## Start

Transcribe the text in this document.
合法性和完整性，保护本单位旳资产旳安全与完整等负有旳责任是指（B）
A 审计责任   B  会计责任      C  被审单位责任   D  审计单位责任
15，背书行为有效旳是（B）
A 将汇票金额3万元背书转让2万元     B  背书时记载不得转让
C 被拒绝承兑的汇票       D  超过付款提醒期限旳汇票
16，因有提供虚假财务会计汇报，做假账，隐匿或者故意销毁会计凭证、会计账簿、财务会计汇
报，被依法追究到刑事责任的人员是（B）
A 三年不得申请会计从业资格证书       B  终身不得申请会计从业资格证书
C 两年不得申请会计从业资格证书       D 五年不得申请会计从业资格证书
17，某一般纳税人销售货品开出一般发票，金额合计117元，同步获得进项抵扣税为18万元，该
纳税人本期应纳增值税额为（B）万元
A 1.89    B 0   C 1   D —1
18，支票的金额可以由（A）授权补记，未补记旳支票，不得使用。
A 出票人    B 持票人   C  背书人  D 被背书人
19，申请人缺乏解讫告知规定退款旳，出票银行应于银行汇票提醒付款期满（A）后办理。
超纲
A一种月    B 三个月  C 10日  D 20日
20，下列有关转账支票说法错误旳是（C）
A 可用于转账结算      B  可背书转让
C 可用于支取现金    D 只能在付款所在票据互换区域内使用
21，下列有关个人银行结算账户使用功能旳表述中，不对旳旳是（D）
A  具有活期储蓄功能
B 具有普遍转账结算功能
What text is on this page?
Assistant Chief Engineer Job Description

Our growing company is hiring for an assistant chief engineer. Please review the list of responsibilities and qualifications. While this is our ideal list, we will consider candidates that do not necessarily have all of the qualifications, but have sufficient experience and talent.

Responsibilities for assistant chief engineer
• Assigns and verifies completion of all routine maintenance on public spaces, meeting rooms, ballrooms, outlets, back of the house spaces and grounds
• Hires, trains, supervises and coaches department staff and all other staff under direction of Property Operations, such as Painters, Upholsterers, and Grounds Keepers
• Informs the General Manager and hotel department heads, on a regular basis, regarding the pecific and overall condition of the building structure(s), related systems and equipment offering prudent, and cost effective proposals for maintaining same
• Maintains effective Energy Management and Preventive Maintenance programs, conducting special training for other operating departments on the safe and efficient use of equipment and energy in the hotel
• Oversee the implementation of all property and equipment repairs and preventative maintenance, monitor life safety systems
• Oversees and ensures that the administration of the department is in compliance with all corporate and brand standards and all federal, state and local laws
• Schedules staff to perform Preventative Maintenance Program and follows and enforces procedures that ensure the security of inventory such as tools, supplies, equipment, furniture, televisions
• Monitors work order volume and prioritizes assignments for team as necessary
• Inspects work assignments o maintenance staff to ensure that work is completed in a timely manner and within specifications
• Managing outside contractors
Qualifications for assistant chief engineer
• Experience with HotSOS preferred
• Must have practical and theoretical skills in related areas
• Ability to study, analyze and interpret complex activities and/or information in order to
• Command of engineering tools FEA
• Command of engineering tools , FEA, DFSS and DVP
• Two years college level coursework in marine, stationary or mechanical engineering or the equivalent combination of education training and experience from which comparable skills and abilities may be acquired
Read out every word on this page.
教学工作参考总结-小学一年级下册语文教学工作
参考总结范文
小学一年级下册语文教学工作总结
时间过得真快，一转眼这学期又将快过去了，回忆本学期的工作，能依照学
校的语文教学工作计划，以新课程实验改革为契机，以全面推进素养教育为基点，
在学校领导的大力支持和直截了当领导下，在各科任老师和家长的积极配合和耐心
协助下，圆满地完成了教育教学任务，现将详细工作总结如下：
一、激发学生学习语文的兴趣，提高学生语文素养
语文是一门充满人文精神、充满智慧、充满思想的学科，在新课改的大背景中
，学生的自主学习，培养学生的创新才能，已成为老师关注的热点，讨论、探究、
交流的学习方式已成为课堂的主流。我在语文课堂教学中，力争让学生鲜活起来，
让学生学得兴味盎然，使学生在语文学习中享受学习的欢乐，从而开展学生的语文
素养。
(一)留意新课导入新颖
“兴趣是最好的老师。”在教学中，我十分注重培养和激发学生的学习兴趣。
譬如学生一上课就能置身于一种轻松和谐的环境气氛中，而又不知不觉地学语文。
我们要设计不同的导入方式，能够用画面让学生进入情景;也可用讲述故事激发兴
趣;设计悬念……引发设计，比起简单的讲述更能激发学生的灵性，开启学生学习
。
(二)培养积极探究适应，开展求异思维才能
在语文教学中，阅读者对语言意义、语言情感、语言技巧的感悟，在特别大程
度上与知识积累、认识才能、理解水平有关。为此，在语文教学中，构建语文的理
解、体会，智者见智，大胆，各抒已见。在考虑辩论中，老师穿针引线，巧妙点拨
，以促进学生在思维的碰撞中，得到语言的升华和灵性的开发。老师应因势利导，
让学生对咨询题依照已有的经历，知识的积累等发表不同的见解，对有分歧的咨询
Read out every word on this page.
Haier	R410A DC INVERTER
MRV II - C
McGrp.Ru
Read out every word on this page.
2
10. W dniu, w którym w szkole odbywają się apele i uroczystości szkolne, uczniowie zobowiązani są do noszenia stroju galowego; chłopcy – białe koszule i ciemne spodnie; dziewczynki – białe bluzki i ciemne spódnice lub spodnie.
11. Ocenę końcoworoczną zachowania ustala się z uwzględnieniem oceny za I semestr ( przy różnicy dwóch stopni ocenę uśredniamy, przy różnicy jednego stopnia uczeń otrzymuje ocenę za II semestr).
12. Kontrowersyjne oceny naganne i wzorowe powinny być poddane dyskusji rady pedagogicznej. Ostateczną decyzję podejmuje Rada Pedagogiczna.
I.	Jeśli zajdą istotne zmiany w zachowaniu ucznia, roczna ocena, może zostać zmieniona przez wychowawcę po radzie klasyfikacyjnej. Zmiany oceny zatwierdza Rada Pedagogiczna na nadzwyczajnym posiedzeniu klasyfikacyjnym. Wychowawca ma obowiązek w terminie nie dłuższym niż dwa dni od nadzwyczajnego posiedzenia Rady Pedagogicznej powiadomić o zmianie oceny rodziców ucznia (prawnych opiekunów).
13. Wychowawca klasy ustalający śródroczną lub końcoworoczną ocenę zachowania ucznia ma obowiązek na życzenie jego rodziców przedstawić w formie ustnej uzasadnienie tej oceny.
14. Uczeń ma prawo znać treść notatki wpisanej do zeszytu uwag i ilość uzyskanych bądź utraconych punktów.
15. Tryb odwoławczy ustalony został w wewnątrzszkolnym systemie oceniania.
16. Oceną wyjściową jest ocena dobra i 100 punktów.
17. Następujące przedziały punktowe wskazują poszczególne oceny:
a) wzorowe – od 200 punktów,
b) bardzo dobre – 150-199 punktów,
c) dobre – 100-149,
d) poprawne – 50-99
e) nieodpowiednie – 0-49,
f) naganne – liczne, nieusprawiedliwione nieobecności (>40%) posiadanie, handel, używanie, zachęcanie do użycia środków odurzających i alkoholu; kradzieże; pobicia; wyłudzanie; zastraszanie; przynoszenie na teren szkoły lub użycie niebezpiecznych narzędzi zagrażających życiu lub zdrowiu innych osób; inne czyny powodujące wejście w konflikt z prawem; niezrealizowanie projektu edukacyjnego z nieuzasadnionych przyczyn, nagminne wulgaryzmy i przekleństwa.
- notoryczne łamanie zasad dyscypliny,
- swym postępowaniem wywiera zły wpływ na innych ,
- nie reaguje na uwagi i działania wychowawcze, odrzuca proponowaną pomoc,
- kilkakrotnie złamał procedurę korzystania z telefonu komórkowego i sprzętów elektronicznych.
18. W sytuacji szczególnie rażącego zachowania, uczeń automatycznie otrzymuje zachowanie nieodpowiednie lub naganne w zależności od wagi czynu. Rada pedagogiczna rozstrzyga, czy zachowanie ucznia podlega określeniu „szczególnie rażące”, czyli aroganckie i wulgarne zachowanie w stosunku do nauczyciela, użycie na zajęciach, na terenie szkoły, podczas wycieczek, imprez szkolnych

## End

(YOUR OBJECTIVE) Of the lines in the records, determine how many contain the word "dobre", and report that number alone.

(EXPECTED ANSWER) 2